(Dataset records)
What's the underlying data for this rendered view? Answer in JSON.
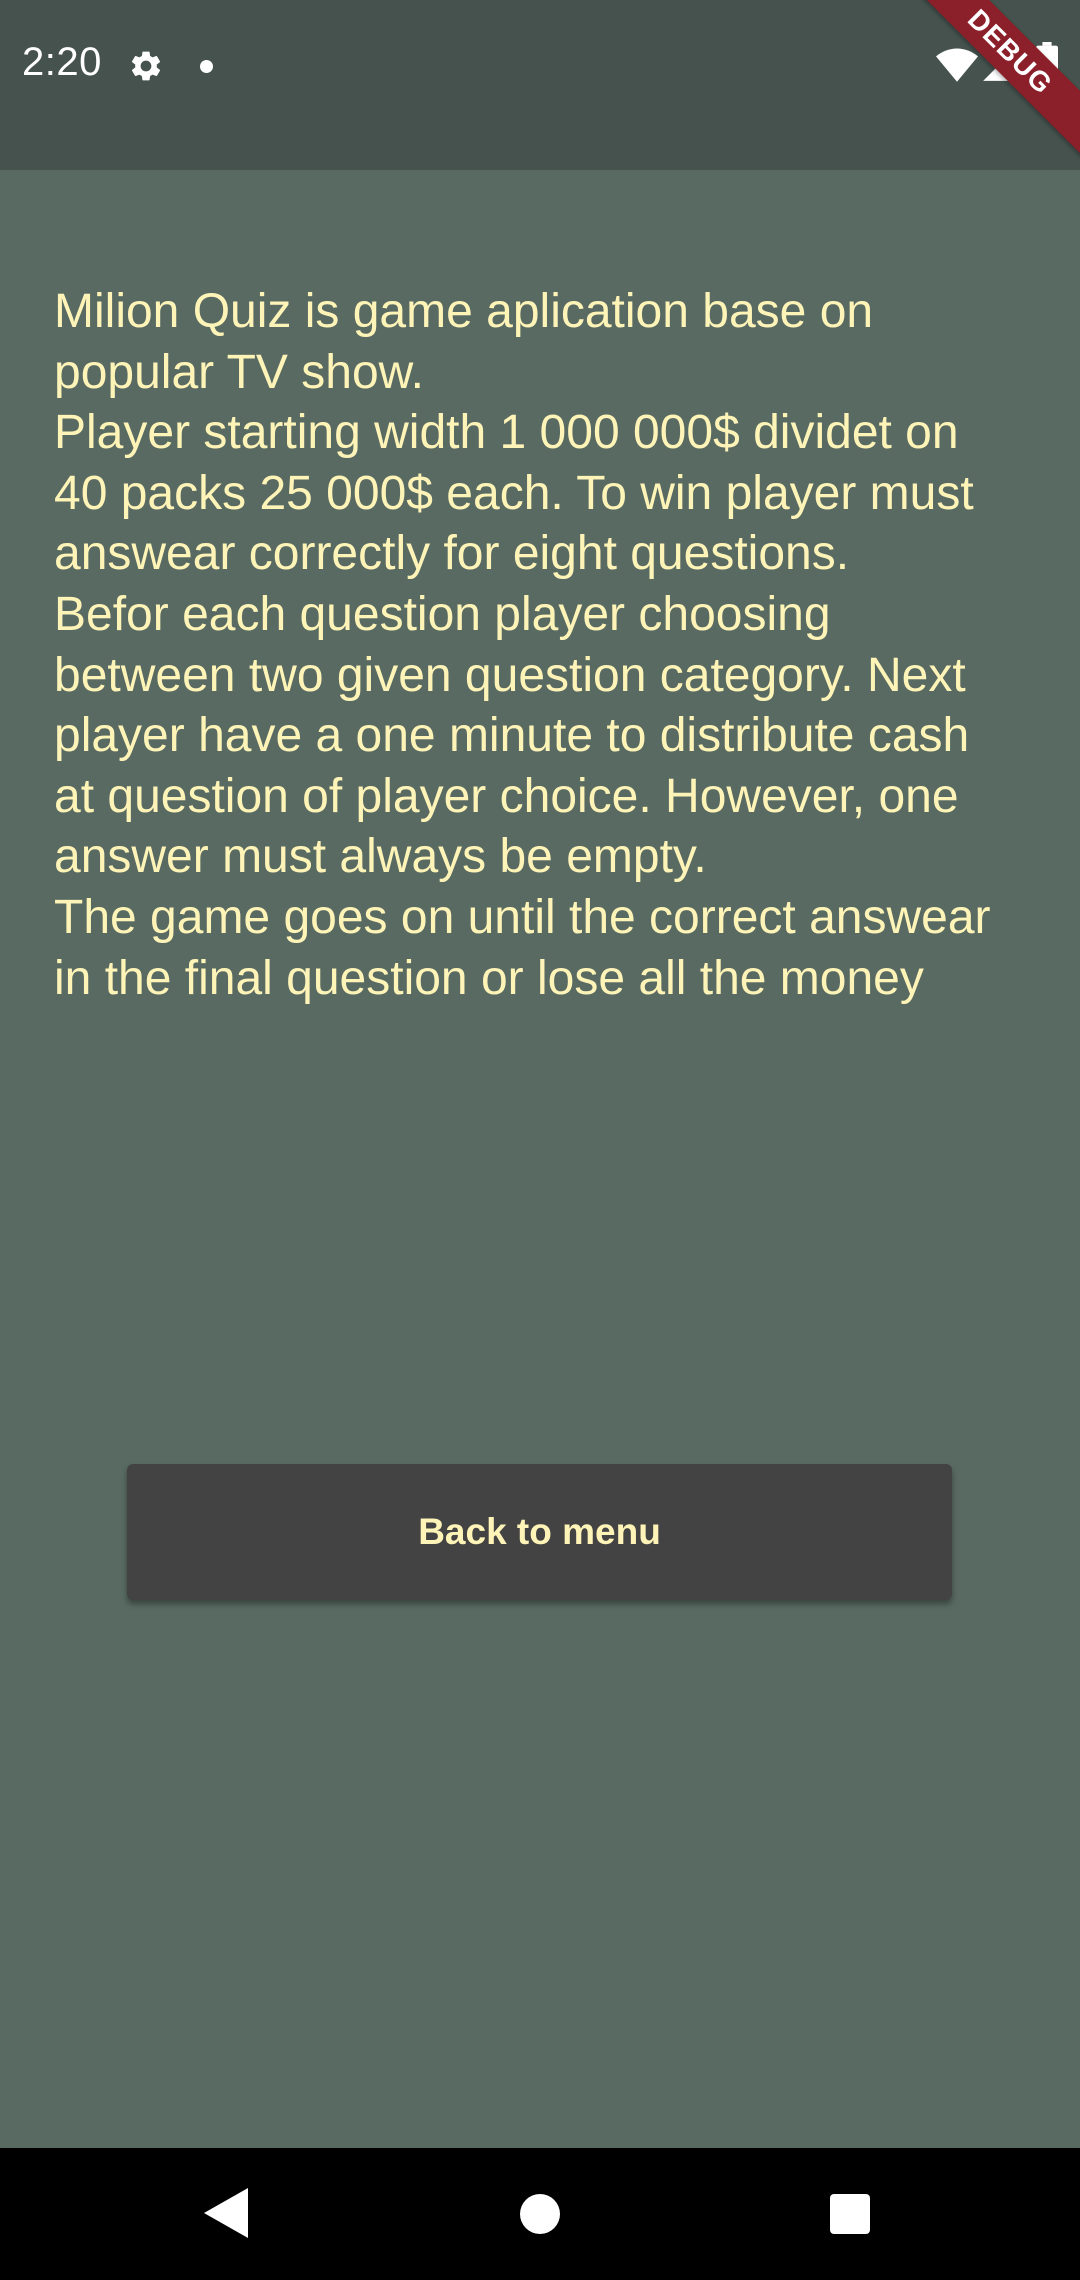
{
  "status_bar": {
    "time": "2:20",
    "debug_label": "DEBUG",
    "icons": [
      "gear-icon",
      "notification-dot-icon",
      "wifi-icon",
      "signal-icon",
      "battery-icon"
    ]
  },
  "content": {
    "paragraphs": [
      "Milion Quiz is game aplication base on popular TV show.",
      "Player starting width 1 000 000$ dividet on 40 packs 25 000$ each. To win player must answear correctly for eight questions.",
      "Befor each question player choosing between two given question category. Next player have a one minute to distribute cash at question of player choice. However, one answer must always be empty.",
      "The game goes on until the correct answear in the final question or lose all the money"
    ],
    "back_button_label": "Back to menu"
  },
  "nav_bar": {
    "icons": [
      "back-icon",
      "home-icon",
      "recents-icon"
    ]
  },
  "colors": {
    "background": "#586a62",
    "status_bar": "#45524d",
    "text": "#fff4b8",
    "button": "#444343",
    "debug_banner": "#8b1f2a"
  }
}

Exercise:
Using the listing above, locate the lines that hold "player" and copy each one.

Exercise result:
      "Player starting width 1 000 000$ dividet on 40 packs 25 000$ each. To win player must answear correctly for eight questions.",
      "Befor each question player choosing between two given question category. Next player have a one minute to distribute cash at question of player choice. However, one answer must always be empty.",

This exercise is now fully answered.